WHAT IS REQUIRED
Wherever the word "classification" appears in the entries, copy the whole line.

------------------------

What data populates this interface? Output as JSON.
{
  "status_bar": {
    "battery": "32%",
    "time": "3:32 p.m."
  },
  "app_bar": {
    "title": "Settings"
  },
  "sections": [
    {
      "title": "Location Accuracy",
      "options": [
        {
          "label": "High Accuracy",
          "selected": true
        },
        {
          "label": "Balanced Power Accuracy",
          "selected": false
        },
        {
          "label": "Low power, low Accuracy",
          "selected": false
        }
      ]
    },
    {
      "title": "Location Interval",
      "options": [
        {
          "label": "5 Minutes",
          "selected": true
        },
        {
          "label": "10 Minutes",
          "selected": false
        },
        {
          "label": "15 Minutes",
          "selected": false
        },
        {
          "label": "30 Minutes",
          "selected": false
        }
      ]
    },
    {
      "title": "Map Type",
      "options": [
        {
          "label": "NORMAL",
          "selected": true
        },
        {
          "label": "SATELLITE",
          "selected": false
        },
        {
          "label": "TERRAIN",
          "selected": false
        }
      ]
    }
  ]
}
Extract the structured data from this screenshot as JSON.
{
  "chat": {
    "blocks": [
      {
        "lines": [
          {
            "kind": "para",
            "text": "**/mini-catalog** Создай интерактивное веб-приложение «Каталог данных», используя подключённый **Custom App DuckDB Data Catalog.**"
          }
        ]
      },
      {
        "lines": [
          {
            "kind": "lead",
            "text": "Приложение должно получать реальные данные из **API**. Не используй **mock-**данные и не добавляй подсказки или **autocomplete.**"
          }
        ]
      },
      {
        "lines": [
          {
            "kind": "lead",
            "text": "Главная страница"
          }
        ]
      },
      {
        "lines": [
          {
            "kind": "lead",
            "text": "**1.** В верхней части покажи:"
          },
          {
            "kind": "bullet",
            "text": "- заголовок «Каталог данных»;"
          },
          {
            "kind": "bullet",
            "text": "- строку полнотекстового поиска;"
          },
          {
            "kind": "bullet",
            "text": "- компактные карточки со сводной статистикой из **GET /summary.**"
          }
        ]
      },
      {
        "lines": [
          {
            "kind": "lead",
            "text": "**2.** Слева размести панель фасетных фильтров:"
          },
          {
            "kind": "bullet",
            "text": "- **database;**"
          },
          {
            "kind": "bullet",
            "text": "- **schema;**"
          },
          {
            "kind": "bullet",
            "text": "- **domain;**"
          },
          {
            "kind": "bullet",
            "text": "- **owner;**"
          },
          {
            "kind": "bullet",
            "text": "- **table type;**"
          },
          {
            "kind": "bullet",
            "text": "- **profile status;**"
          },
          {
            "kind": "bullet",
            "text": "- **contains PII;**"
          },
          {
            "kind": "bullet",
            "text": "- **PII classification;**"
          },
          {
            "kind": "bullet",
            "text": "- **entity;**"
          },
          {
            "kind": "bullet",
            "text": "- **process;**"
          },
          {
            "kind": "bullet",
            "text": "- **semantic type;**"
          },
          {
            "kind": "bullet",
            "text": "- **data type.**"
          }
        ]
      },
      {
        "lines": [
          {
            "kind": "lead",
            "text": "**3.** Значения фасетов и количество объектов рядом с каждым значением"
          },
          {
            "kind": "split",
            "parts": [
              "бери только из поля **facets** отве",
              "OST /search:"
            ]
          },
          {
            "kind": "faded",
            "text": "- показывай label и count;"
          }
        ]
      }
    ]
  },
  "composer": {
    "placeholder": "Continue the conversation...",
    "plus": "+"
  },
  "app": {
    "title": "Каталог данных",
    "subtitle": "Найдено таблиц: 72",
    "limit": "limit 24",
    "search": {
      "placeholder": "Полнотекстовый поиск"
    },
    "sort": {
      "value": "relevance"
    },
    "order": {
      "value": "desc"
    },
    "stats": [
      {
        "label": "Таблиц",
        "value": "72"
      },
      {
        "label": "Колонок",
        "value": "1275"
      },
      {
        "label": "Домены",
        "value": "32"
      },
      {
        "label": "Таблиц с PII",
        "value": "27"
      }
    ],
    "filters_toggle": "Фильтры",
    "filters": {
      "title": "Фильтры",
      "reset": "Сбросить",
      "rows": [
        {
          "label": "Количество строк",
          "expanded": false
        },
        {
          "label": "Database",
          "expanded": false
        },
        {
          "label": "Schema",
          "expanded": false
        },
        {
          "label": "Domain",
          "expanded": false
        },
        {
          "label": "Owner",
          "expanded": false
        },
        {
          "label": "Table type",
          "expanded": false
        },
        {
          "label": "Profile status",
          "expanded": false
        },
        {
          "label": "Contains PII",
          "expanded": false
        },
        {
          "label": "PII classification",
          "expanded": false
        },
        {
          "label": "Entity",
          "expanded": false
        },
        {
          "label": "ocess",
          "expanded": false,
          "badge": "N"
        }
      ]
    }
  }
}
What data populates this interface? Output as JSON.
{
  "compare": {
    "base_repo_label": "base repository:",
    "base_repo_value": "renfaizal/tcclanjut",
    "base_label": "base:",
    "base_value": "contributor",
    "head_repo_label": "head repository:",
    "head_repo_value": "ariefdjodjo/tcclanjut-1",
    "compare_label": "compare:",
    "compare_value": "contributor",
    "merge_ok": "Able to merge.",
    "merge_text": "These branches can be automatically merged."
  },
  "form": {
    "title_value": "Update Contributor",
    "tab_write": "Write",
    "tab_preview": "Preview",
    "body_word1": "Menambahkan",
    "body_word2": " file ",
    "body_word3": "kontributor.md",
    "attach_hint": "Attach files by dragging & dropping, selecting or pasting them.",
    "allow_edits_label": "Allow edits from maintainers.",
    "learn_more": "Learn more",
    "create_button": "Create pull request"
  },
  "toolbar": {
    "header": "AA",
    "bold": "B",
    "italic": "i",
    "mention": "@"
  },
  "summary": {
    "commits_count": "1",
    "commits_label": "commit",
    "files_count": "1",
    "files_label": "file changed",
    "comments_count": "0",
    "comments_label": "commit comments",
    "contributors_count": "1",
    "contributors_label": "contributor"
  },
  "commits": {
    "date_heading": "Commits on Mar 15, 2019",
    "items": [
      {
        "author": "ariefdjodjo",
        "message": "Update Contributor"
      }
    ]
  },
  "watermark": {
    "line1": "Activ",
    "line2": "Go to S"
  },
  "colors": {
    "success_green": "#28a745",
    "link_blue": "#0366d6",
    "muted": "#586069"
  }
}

------------------------

SOLUTION TO THIS TASK
            "text": "- **PII classification;**"
          "label": "PII classification",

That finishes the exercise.